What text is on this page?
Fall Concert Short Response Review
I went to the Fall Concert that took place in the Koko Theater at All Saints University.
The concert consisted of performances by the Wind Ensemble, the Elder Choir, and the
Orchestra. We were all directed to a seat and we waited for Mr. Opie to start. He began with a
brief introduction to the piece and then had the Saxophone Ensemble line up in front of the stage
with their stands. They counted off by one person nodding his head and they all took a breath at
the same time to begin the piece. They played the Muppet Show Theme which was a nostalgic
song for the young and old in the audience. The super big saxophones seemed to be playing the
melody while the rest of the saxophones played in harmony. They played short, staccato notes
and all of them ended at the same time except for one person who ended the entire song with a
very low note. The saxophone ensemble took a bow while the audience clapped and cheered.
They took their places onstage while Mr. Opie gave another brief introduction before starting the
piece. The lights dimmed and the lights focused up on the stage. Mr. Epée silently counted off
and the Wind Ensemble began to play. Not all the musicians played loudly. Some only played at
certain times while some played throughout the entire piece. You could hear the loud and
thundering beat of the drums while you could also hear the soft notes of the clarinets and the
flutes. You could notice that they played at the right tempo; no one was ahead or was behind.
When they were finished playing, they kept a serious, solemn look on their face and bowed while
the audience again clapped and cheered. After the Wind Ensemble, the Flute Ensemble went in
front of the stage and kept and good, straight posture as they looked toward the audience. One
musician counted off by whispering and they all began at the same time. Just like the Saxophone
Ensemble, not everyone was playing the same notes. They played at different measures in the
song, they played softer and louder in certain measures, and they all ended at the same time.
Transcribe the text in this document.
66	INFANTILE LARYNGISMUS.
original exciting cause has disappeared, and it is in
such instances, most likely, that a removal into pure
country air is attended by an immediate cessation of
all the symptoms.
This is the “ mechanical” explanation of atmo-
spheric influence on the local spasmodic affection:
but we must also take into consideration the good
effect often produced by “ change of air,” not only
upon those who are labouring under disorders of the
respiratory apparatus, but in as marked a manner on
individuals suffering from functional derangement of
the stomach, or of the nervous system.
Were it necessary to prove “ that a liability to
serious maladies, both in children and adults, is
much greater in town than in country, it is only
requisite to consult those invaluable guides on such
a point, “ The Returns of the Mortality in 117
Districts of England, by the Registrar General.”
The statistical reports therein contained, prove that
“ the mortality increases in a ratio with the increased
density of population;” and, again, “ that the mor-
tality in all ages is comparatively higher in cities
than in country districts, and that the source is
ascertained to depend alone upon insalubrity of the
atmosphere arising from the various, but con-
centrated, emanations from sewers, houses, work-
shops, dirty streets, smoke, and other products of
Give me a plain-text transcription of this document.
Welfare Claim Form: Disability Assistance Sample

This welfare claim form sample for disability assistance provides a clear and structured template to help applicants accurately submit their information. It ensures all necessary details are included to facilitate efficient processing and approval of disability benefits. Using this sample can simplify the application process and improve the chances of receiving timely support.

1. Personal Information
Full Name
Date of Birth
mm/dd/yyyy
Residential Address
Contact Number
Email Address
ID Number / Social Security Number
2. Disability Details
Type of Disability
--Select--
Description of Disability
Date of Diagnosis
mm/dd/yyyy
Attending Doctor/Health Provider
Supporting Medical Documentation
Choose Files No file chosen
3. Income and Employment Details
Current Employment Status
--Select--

------------------------------------------------

> [What is asked]
Reproduce all of the data exactly as given.

> [Task response]
What text is on this page?
Fall Concert Short Response Review
I went to the Fall Concert that took place in the Koko Theater at All Saints University.
The concert consisted of performances by the Wind Ensemble, the Elder Choir, and the
Orchestra. We were all directed to a seat and we waited for Mr. Opie to start. He began with a
brief introduction to the piece and then had the Saxophone Ensemble line up in front of the stage
with their stands. They counted off by one person nodding his head and they all took a breath at
the same time to begin the piece. They played the Muppet Show Theme which was a nostalgic
song for the young and old in the audience. The super big saxophones seemed to be playing the
melody while the rest of the saxophones played in harmony. They played short, staccato notes
and all of them ended at the same time except for one person who ended the entire song with a
very low note. The saxophone ensemble took a bow while the audience clapped and cheered.
They took their places onstage while Mr. Opie gave another brief introduction before starting the
piece. The lights dimmed and the lights focused up on the stage. Mr. Epée silently counted off
and the Wind Ensemble began to play. Not all the musicians played loudly. Some only played at
certain times while some played throughout the entire piece. You could hear the loud and
thundering beat of the drums while you could also hear the soft notes of the clarinets and the
flutes. You could notice that they played at the right tempo; no one was ahead or was behind.
When they were finished playing, they kept a serious, solemn look on their face and bowed while
the audience again clapped and cheered. After the Wind Ensemble, the Flute Ensemble went in
front of the stage and kept and good, straight posture as they looked toward the audience. One
musician counted off by whispering and they all began at the same time. Just like the Saxophone
Ensemble, not everyone was playing the same notes. They played at different measures in the
song, they played softer and louder in certain measures, and they all ended at the same time.
Transcribe the text in this document.
66	INFANTILE LARYNGISMUS.
original exciting cause has disappeared, and it is in
such instances, most likely, that a removal into pure
country air is attended by an immediate cessation of
all the symptoms.
This is the “ mechanical” explanation of atmo-
spheric influence on the local spasmodic affection:
but we must also take into consideration the good
effect often produced by “ change of air,” not only
upon those who are labouring under disorders of the
respiratory apparatus, but in as marked a manner on
individuals suffering from functional derangement of
the stomach, or of the nervous system.
Were it necessary to prove “ that a liability to
serious maladies, both in children and adults, is
much greater in town than in country, it is only
requisite to consult those invaluable guides on such
a point, “ The Returns of the Mortality in 117
Districts of England, by the Registrar General.”
The statistical reports therein contained, prove that
“ the mortality increases in a ratio with the increased
density of population;” and, again, “ that the mor-
tality in all ages is comparatively higher in cities
than in country districts, and that the source is
ascertained to depend alone upon insalubrity of the
atmosphere arising from the various, but con-
centrated, emanations from sewers, houses, work-
shops, dirty streets, smoke, and other products of
Give me a plain-text transcription of this document.
Welfare Claim Form: Disability Assistance Sample

This welfare claim form sample for disability assistance provides a clear and structured template to help applicants accurately submit their information. It ensures all necessary details are included to facilitate efficient processing and approval of disability benefits. Using this sample can simplify the application process and improve the chances of receiving timely support.

1. Personal Information
Full Name
Date of Birth
mm/dd/yyyy
Residential Address
Contact Number
Email Address
ID Number / Social Security Number
2. Disability Details
Type of Disability
--Select--
Description of Disability
Date of Diagnosis
mm/dd/yyyy
Attending Doctor/Health Provider
Supporting Medical Documentation
Choose Files No file chosen
3. Income and Employment Details
Current Employment Status
--Select--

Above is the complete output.